** begin Records to use **
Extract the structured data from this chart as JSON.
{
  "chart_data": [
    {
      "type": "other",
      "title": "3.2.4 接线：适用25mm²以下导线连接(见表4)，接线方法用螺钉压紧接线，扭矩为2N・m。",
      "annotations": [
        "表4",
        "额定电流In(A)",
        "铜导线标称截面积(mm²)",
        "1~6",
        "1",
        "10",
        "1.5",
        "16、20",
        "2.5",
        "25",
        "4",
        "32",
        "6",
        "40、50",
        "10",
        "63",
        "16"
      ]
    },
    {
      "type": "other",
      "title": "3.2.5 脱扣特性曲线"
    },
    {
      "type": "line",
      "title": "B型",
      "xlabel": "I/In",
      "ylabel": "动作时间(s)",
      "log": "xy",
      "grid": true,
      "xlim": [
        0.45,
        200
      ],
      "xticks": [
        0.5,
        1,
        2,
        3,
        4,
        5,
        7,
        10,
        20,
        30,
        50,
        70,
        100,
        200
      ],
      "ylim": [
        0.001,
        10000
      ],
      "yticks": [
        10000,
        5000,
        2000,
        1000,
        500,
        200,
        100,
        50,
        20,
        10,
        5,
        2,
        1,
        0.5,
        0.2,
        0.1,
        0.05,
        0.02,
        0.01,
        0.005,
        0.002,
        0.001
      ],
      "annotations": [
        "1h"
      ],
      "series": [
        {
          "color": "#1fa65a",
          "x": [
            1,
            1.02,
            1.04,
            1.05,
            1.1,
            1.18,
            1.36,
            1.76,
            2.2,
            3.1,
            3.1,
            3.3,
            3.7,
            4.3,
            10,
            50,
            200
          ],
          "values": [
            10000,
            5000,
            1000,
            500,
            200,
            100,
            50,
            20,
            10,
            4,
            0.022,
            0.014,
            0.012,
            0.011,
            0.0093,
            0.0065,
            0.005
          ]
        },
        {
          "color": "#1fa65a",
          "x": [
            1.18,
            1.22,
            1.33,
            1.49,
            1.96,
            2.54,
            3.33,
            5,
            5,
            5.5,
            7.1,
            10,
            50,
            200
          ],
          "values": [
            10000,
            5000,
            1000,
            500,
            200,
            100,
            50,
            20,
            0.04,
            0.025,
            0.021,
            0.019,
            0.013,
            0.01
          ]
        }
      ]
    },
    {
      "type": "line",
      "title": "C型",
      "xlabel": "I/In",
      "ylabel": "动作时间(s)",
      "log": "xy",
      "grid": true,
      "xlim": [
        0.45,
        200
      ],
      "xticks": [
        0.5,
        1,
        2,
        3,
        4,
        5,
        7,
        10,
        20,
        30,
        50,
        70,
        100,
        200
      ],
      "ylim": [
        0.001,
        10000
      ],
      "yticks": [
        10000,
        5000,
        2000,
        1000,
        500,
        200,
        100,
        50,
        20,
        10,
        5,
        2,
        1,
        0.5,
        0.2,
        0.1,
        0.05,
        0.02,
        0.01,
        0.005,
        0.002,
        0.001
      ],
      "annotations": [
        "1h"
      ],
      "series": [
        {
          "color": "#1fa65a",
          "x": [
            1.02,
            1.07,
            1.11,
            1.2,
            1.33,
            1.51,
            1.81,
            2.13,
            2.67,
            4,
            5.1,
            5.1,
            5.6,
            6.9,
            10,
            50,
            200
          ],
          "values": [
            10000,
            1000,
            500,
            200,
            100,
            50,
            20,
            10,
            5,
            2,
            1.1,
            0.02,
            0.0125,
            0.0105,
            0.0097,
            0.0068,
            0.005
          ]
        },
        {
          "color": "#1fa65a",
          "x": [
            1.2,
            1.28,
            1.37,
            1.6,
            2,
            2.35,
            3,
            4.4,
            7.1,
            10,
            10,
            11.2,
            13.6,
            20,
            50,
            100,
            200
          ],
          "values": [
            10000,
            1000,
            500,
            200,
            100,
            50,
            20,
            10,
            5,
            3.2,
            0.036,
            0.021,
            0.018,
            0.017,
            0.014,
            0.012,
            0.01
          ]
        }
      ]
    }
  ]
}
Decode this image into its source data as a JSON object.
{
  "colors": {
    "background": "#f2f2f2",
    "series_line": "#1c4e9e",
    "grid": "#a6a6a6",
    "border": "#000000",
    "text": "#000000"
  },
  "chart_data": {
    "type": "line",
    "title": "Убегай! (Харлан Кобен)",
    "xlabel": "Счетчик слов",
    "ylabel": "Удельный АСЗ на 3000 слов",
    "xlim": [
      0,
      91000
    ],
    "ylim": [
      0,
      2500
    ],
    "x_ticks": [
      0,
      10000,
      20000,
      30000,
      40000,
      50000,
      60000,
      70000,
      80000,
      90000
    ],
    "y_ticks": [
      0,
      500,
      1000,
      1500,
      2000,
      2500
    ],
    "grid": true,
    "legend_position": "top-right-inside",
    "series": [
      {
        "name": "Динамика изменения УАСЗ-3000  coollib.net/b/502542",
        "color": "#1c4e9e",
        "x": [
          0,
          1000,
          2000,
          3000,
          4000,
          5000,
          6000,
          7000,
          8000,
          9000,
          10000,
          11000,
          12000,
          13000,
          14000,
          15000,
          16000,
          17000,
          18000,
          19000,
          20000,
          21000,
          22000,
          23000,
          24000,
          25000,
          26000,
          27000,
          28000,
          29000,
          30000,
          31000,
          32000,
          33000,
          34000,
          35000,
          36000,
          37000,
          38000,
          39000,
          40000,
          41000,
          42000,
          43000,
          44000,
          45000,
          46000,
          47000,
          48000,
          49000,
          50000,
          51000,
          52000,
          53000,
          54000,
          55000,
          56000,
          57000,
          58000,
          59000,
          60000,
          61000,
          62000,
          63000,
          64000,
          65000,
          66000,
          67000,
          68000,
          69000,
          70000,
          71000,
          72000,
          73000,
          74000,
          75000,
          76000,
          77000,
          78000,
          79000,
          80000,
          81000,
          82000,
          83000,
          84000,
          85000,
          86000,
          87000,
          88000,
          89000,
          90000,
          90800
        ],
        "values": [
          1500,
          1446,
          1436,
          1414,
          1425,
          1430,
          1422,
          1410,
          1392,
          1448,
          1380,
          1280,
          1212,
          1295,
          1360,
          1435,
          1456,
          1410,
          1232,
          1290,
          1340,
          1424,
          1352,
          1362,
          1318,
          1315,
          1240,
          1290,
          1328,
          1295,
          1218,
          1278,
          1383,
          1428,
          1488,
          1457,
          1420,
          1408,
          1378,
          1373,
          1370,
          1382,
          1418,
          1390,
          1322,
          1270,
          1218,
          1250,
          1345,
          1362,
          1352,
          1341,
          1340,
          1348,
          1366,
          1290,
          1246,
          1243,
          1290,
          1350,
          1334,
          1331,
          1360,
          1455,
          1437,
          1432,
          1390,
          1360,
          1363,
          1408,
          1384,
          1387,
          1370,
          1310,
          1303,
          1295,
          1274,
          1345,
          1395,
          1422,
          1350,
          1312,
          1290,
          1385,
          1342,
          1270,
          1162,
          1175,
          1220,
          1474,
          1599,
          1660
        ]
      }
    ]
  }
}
** end Records to use **
• **Brief**
From the first line to the last, retype the data exactly.

• **Full solution**
Extract the structured data from this chart as JSON.
{
  "chart_data": [
    {
      "type": "other",
      "title": "3.2.4 接线：适用25mm²以下导线连接(见表4)，接线方法用螺钉压紧接线，扭矩为2N・m。",
      "annotations": [
        "表4",
        "额定电流In(A)",
        "铜导线标称截面积(mm²)",
        "1~6",
        "1",
        "10",
        "1.5",
        "16、20",
        "2.5",
        "25",
        "4",
        "32",
        "6",
        "40、50",
        "10",
        "63",
        "16"
      ]
    },
    {
      "type": "other",
      "title": "3.2.5 脱扣特性曲线"
    },
    {
      "type": "line",
      "title": "B型",
      "xlabel": "I/In",
      "ylabel": "动作时间(s)",
      "log": "xy",
      "grid": true,
      "xlim": [
        0.45,
        200
      ],
      "xticks": [
        0.5,
        1,
        2,
        3,
        4,
        5,
        7,
        10,
        20,
        30,
        50,
        70,
        100,
        200
      ],
      "ylim": [
        0.001,
        10000
      ],
      "yticks": [
        10000,
        5000,
        2000,
        1000,
        500,
        200,
        100,
        50,
        20,
        10,
        5,
        2,
        1,
        0.5,
        0.2,
        0.1,
        0.05,
        0.02,
        0.01,
        0.005,
        0.002,
        0.001
      ],
      "annotations": [
        "1h"
      ],
      "series": [
        {
          "color": "#1fa65a",
          "x": [
            1,
            1.02,
            1.04,
            1.05,
            1.1,
            1.18,
            1.36,
            1.76,
            2.2,
            3.1,
            3.1,
            3.3,
            3.7,
            4.3,
            10,
            50,
            200
          ],
          "values": [
            10000,
            5000,
            1000,
            500,
            200,
            100,
            50,
            20,
            10,
            4,
            0.022,
            0.014,
            0.012,
            0.011,
            0.0093,
            0.0065,
            0.005
          ]
        },
        {
          "color": "#1fa65a",
          "x": [
            1.18,
            1.22,
            1.33,
            1.49,
            1.96,
            2.54,
            3.33,
            5,
            5,
            5.5,
            7.1,
            10,
            50,
            200
          ],
          "values": [
            10000,
            5000,
            1000,
            500,
            200,
            100,
            50,
            20,
            0.04,
            0.025,
            0.021,
            0.019,
            0.013,
            0.01
          ]
        }
      ]
    },
    {
      "type": "line",
      "title": "C型",
      "xlabel": "I/In",
      "ylabel": "动作时间(s)",
      "log": "xy",
      "grid": true,
      "xlim": [
        0.45,
        200
      ],
      "xticks": [
        0.5,
        1,
        2,
        3,
        4,
        5,
        7,
        10,
        20,
        30,
        50,
        70,
        100,
        200
      ],
      "ylim": [
        0.001,
        10000
      ],
      "yticks": [
        10000,
        5000,
        2000,
        1000,
        500,
        200,
        100,
        50,
        20,
        10,
        5,
        2,
        1,
        0.5,
        0.2,
        0.1,
        0.05,
        0.02,
        0.01,
        0.005,
        0.002,
        0.001
      ],
      "annotations": [
        "1h"
      ],
      "series": [
        {
          "color": "#1fa65a",
          "x": [
            1.02,
            1.07,
            1.11,
            1.2,
            1.33,
            1.51,
            1.81,
            2.13,
            2.67,
            4,
            5.1,
            5.1,
            5.6,
            6.9,
            10,
            50,
            200
          ],
          "values": [
            10000,
            1000,
            500,
            200,
            100,
            50,
            20,
            10,
            5,
            2,
            1.1,
            0.02,
            0.0125,
            0.0105,
            0.0097,
            0.0068,
            0.005
          ]
        },
        {
          "color": "#1fa65a",
          "x": [
            1.2,
            1.28,
            1.37,
            1.6,
            2,
            2.35,
            3,
            4.4,
            7.1,
            10,
            10,
            11.2,
            13.6,
            20,
            50,
            100,
            200
          ],
          "values": [
            10000,
            1000,
            500,
            200,
            100,
            50,
            20,
            10,
            5,
            3.2,
            0.036,
            0.021,
            0.018,
            0.017,
            0.014,
            0.012,
            0.01
          ]
        }
      ]
    }
  ]
}
Decode this image into its source data as a JSON object.
{
  "colors": {
    "background": "#f2f2f2",
    "series_line": "#1c4e9e",
    "grid": "#a6a6a6",
    "border": "#000000",
    "text": "#000000"
  },
  "chart_data": {
    "type": "line",
    "title": "Убегай! (Харлан Кобен)",
    "xlabel": "Счетчик слов",
    "ylabel": "Удельный АСЗ на 3000 слов",
    "xlim": [
      0,
      91000
    ],
    "ylim": [
      0,
      2500
    ],
    "x_ticks": [
      0,
      10000,
      20000,
      30000,
      40000,
      50000,
      60000,
      70000,
      80000,
      90000
    ],
    "y_ticks": [
      0,
      500,
      1000,
      1500,
      2000,
      2500
    ],
    "grid": true,
    "legend_position": "top-right-inside",
    "series": [
      {
        "name": "Динамика изменения УАСЗ-3000  coollib.net/b/502542",
        "color": "#1c4e9e",
        "x": [
          0,
          1000,
          2000,
          3000,
          4000,
          5000,
          6000,
          7000,
          8000,
          9000,
          10000,
          11000,
          12000,
          13000,
          14000,
          15000,
          16000,
          17000,
          18000,
          19000,
          20000,
          21000,
          22000,
          23000,
          24000,
          25000,
          26000,
          27000,
          28000,
          29000,
          30000,
          31000,
          32000,
          33000,
          34000,
          35000,
          36000,
          37000,
          38000,
          39000,
          40000,
          41000,
          42000,
          43000,
          44000,
          45000,
          46000,
          47000,
          48000,
          49000,
          50000,
          51000,
          52000,
          53000,
          54000,
          55000,
          56000,
          57000,
          58000,
          59000,
          60000,
          61000,
          62000,
          63000,
          64000,
          65000,
          66000,
          67000,
          68000,
          69000,
          70000,
          71000,
          72000,
          73000,
          74000,
          75000,
          76000,
          77000,
          78000,
          79000,
          80000,
          81000,
          82000,
          83000,
          84000,
          85000,
          86000,
          87000,
          88000,
          89000,
          90000,
          90800
        ],
        "values": [
          1500,
          1446,
          1436,
          1414,
          1425,
          1430,
          1422,
          1410,
          1392,
          1448,
          1380,
          1280,
          1212,
          1295,
          1360,
          1435,
          1456,
          1410,
          1232,
          1290,
          1340,
          1424,
          1352,
          1362,
          1318,
          1315,
          1240,
          1290,
          1328,
          1295,
          1218,
          1278,
          1383,
          1428,
          1488,
          1457,
          1420,
          1408,
          1378,
          1373,
          1370,
          1382,
          1418,
          1390,
          1322,
          1270,
          1218,
          1250,
          1345,
          1362,
          1352,
          1341,
          1340,
          1348,
          1366,
          1290,
          1246,
          1243,
          1290,
          1350,
          1334,
          1331,
          1360,
          1455,
          1437,
          1432,
          1390,
          1360,
          1363,
          1408,
          1384,
          1387,
          1370,
          1310,
          1303,
          1295,
          1274,
          1345,
          1395,
          1422,
          1350,
          1312,
          1290,
          1385,
          1342,
          1270,
          1162,
          1175,
          1220,
          1474,
          1599,
          1660
        ]
      }
    ]
  }
}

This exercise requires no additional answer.